All of the lines below are to be printed again exactly; images are excluded from the output.

[start of RECORD EXTRACTS]

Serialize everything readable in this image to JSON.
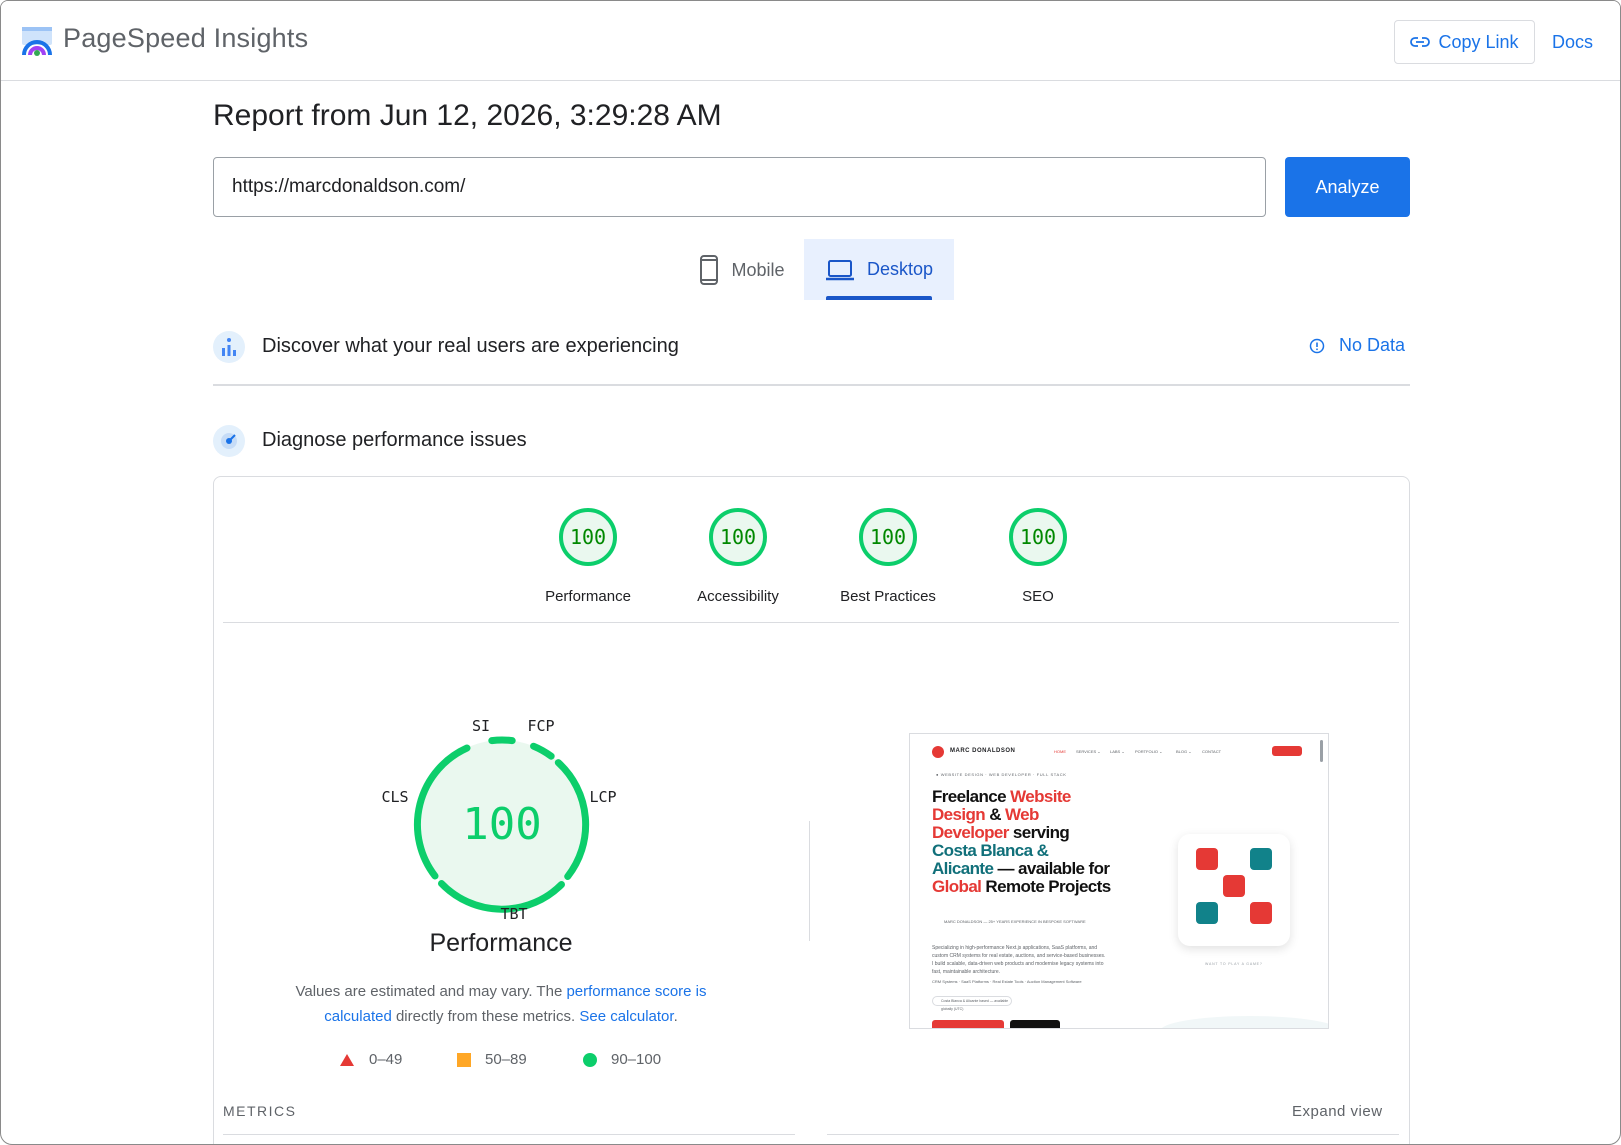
{
  "header": {
    "brand": "PageSpeed Insights",
    "copy_link_label": "Copy Link",
    "docs_label": "Docs"
  },
  "report": {
    "title": "Report from Jun 12, 2026, 3:29:28 AM"
  },
  "search": {
    "url_value": "https://marcdonaldson.com/",
    "analyze_label": "Analyze"
  },
  "tabs": [
    {
      "label": "Mobile",
      "selected": false
    },
    {
      "label": "Desktop",
      "selected": true
    }
  ],
  "field_data": {
    "title": "Discover what your real users are experiencing",
    "status": "No Data"
  },
  "diagnose": {
    "title": "Diagnose performance issues"
  },
  "scores": [
    {
      "label": "Performance",
      "value": "100"
    },
    {
      "label": "Accessibility",
      "value": "100"
    },
    {
      "label": "Best Practices",
      "value": "100"
    },
    {
      "label": "SEO",
      "value": "100"
    }
  ],
  "performance": {
    "score": "100",
    "title": "Performance",
    "gauge_labels": {
      "si": "SI",
      "fcp": "FCP",
      "lcp": "LCP",
      "tbt": "TBT",
      "cls": "CLS"
    },
    "note_prefix": "Values are estimated and may vary. The ",
    "note_link1": "performance score is calculated",
    "note_middle": " directly from these metrics. ",
    "note_link2": "See calculator",
    "note_suffix": "."
  },
  "legend": [
    {
      "range": "0–49",
      "color": "#e53935",
      "shape": "triangle"
    },
    {
      "range": "50–89",
      "color": "#ffa726",
      "shape": "square"
    },
    {
      "range": "90–100",
      "color": "#0cce6b",
      "shape": "circle"
    }
  ],
  "preview": {
    "logo_text": "MARC DONALDSON",
    "menu": [
      "HOME",
      "SERVICES ⌄",
      "LABS ⌄",
      "PORTFOLIO ⌄",
      "BLOG ⌄",
      "CONTACT"
    ],
    "tagline": "● WEBSITE DESIGN · WEB DEVELOPER · FULL STACK",
    "headline": {
      "w1": "Freelance ",
      "w2": "Website Design",
      "w3": " & ",
      "w4": "Web Developer",
      "w5": " serving ",
      "w6": "Costa Blanca & Alicante",
      "w7": " — available for ",
      "w8": "Global",
      "w9": " Remote Projects"
    },
    "subline": "MARC DONALDSON — 25+ YEARS EXPERIENCE IN BESPOKE SOFTWARE",
    "body": "Specializing in high-performance Next.js applications, SaaS platforms, and custom CRM systems for real estate, auctions, and service-based businesses. I build scalable, data-driven web products and modernise legacy systems into fast, maintainable architecture.",
    "body2": "CRM Systems · SaaS Platforms · Real Estate Tools · Auction Management Software",
    "pill": "Costa Blanca & Alicante based — available globally (UTC)",
    "play_label": "WANT TO PLAY A GAME?"
  },
  "metrics": {
    "label": "METRICS",
    "expand_label": "Expand view"
  },
  "colors": {
    "accent": "#1a73e8",
    "good": "#0cce6b",
    "good_text": "#008800",
    "good_bg": "#eaf8ef"
  }
}
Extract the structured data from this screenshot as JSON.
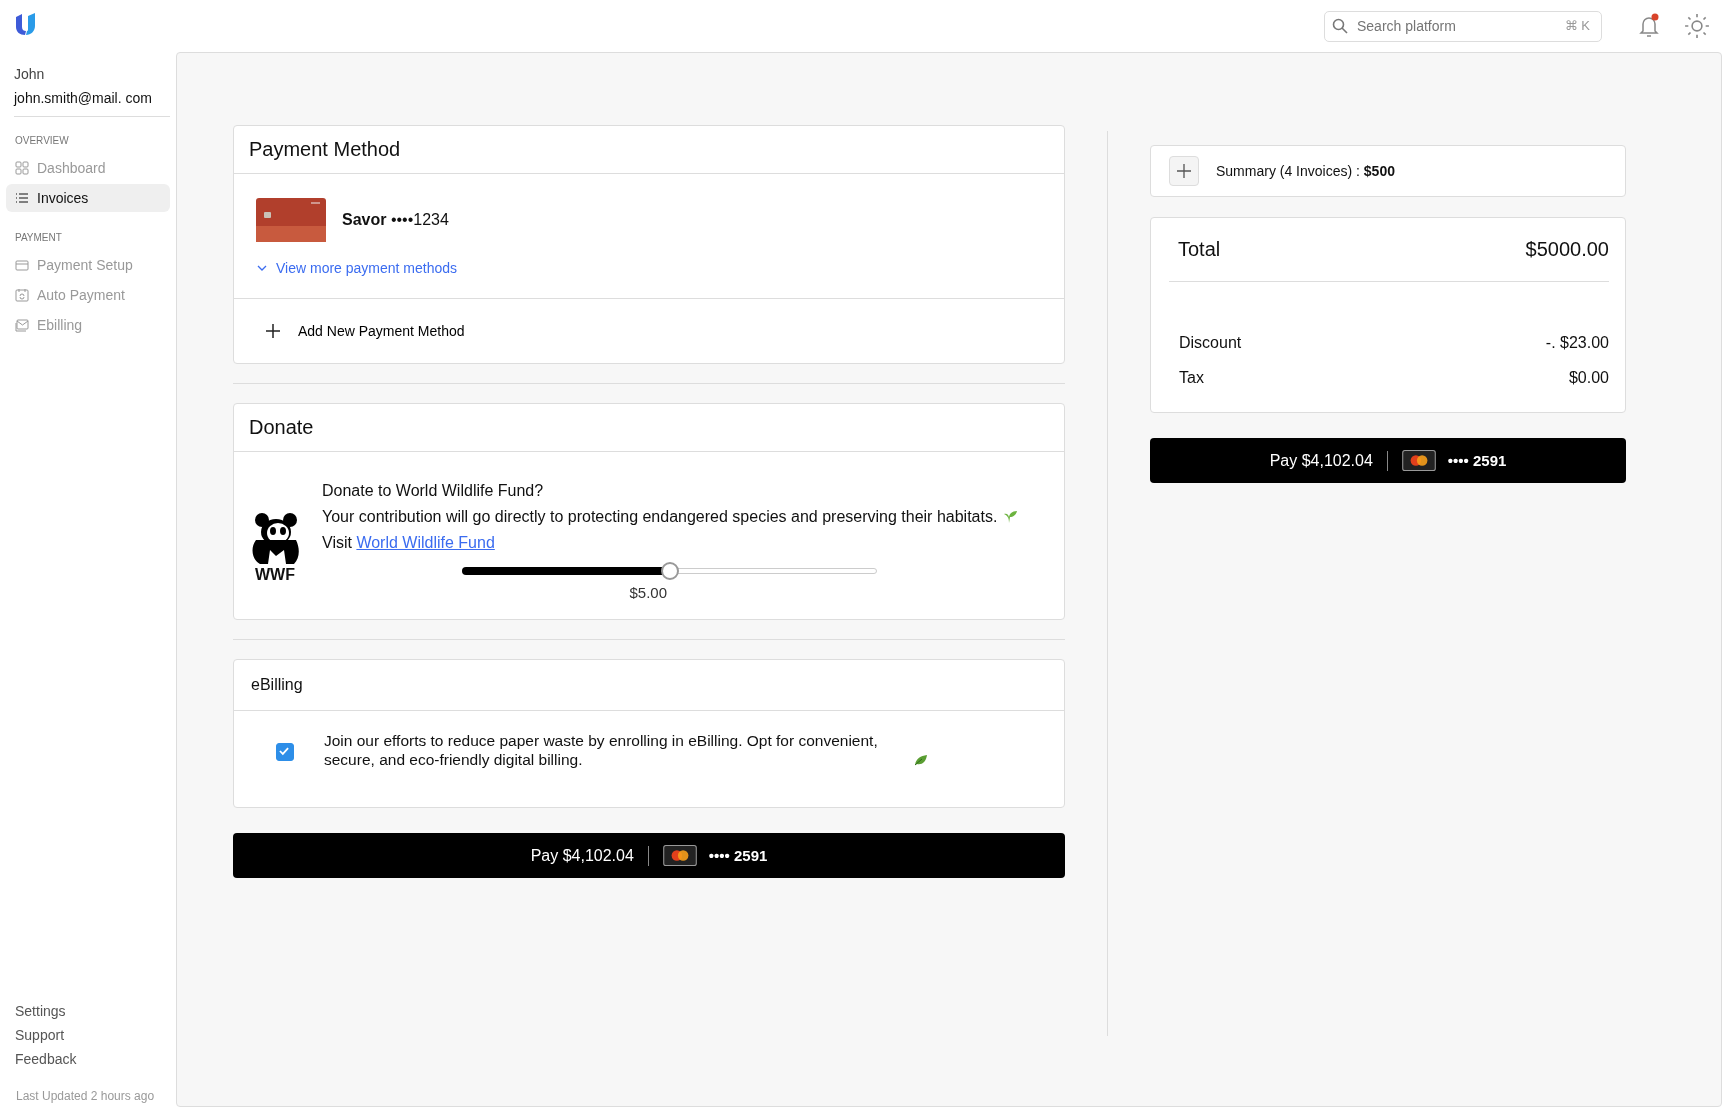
{
  "header": {
    "search": {
      "placeholder": "Search platform",
      "shortcut": "⌘ K"
    },
    "notifications": {
      "unread": true
    }
  },
  "user": {
    "name": "John",
    "email": "john.smith@mail. com"
  },
  "nav_sections": [
    {
      "title": "OVERVIEW",
      "items": [
        {
          "label": "Dashboard",
          "selected": false
        },
        {
          "label": "Invoices",
          "selected": true
        }
      ]
    },
    {
      "title": "PAYMENT",
      "items": [
        {
          "label": "Payment Setup",
          "selected": false
        },
        {
          "label": "Auto Payment",
          "selected": false
        },
        {
          "label": "Ebilling",
          "selected": false
        }
      ]
    }
  ],
  "footer_links": [
    "Settings",
    "Support",
    "Feedback"
  ],
  "last_updated": "Last Updated 2 hours ago",
  "payment_method": {
    "title": "Payment Method",
    "card": "**Savor** ••••1234",
    "more_link": "View more payment methods",
    "add_label": "Add New Payment Method"
  },
  "donate": {
    "title": "Donate",
    "logo_text": "WWF",
    "question": "Donate to World Wildlife Fund?",
    "description": "Your contribution will go directly to protecting endangered species and preserving their habitats.",
    "visit_prefix": "Visit",
    "link": "World Wildlife Fund",
    "level": 0.5,
    "amount": "$5.00"
  },
  "ebilling": {
    "title": "eBilling",
    "checked": true,
    "text": "Join our efforts to reduce paper waste by enrolling in eBilling. Opt for convenient, secure, and eco-friendly digital billing."
  },
  "pay_button": {
    "label": "Pay $4,102.04",
    "card": "•••• 2591"
  },
  "summary": {
    "label": "Summary (4 Invoices) : **$500**",
    "total_label": "Total",
    "total": "$5000.00",
    "rows": [
      {
        "label": "Discount",
        "value": "-. $23.00"
      },
      {
        "label": "Tax",
        "value": "$0.00"
      }
    ],
    "pay_button": {
      "label": "Pay $4,102.04",
      "card": "•••• 2591"
    }
  }
}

[end of RECORD EXTRACTS]

■ THE OUTPUT
Serialize everything readable in this image to JSON.
{
  "header": {
    "brand": "PageSpeed Insights",
    "copy_link_label": "Copy Link",
    "docs_label": "Docs"
  },
  "report": {
    "title": "Report from Jun 12, 2026, 3:29:28 AM"
  },
  "search": {
    "url_value": "https://marcdonaldson.com/",
    "analyze_label": "Analyze"
  },
  "tabs": [
    {
      "label": "Mobile",
      "selected": false
    },
    {
      "label": "Desktop",
      "selected": true
    }
  ],
  "field_data": {
    "title": "Discover what your real users are experiencing",
    "status": "No Data"
  },
  "diagnose": {
    "title": "Diagnose performance issues"
  },
  "scores": [
    {
      "label": "Performance",
      "value": "100"
    },
    {
      "label": "Accessibility",
      "value": "100"
    },
    {
      "label": "Best Practices",
      "value": "100"
    },
    {
      "label": "SEO",
      "value": "100"
    }
  ],
  "performance": {
    "score": "100",
    "title": "Performance",
    "gauge_labels": {
      "si": "SI",
      "fcp": "FCP",
      "lcp": "LCP",
      "tbt": "TBT",
      "cls": "CLS"
    },
    "note_prefix": "Values are estimated and may vary. The ",
    "note_link1": "performance score is calculated",
    "note_middle": " directly from these metrics. ",
    "note_link2": "See calculator",
    "note_suffix": "."
  },
  "legend": [
    {
      "range": "0–49",
      "color": "#e53935",
      "shape": "triangle"
    },
    {
      "range": "50–89",
      "color": "#ffa726",
      "shape": "square"
    },
    {
      "range": "90–100",
      "color": "#0cce6b",
      "shape": "circle"
    }
  ],
  "preview": {
    "logo_text": "MARC DONALDSON",
    "menu": [
      "HOME",
      "SERVICES ⌄",
      "LABS ⌄",
      "PORTFOLIO ⌄",
      "BLOG ⌄",
      "CONTACT"
    ],
    "tagline": "● WEBSITE DESIGN · WEB DEVELOPER · FULL STACK",
    "headline": {
      "w1": "Freelance ",
      "w2": "Website Design",
      "w3": " & ",
      "w4": "Web Developer",
      "w5": " serving ",
      "w6": "Costa Blanca & Alicante",
      "w7": " — available for ",
      "w8": "Global",
      "w9": " Remote Projects"
    },
    "subline": "MARC DONALDSON — 25+ YEARS EXPERIENCE IN BESPOKE SOFTWARE",
    "body": "Specializing in high-performance Next.js applications, SaaS platforms, and custom CRM systems for real estate, auctions, and service-based businesses. I build scalable, data-driven web products and modernise legacy systems into fast, maintainable architecture.",
    "body2": "CRM Systems · SaaS Platforms · Real Estate Tools · Auction Management Software",
    "pill": "Costa Blanca & Alicante based — available globally (UTC)",
    "play_label": "WANT TO PLAY A GAME?"
  },
  "metrics": {
    "label": "METRICS",
    "expand_label": "Expand view"
  },
  "colors": {
    "accent": "#1a73e8",
    "good": "#0cce6b",
    "good_text": "#008800",
    "good_bg": "#eaf8ef"
  }
}
Extract the structured data from this screenshot as JSON.
{
  "header": {
    "search": {
      "placeholder": "Search platform",
      "shortcut": "⌘ K"
    },
    "notifications": {
      "unread": true
    }
  },
  "user": {
    "name": "John",
    "email": "john.smith@mail. com"
  },
  "nav_sections": [
    {
      "title": "OVERVIEW",
      "items": [
        {
          "label": "Dashboard",
          "selected": false
        },
        {
          "label": "Invoices",
          "selected": true
        }
      ]
    },
    {
      "title": "PAYMENT",
      "items": [
        {
          "label": "Payment Setup",
          "selected": false
        },
        {
          "label": "Auto Payment",
          "selected": false
        },
        {
          "label": "Ebilling",
          "selected": false
        }
      ]
    }
  ],
  "footer_links": [
    "Settings",
    "Support",
    "Feedback"
  ],
  "last_updated": "Last Updated 2 hours ago",
  "payment_method": {
    "title": "Payment Method",
    "card": "**Savor** ••••1234",
    "more_link": "View more payment methods",
    "add_label": "Add New Payment Method"
  },
  "donate": {
    "title": "Donate",
    "logo_text": "WWF",
    "question": "Donate to World Wildlife Fund?",
    "description": "Your contribution will go directly to protecting endangered species and preserving their habitats.",
    "visit_prefix": "Visit",
    "link": "World Wildlife Fund",
    "level": 0.5,
    "amount": "$5.00"
  },
  "ebilling": {
    "title": "eBilling",
    "checked": true,
    "text": "Join our efforts to reduce paper waste by enrolling in eBilling. Opt for convenient, secure, and eco-friendly digital billing."
  },
  "pay_button": {
    "label": "Pay $4,102.04",
    "card": "•••• 2591"
  },
  "summary": {
    "label": "Summary (4 Invoices) : **$500**",
    "total_label": "Total",
    "total": "$5000.00",
    "rows": [
      {
        "label": "Discount",
        "value": "-. $23.00"
      },
      {
        "label": "Tax",
        "value": "$0.00"
      }
    ],
    "pay_button": {
      "label": "Pay $4,102.04",
      "card": "•••• 2591"
    }
  }
}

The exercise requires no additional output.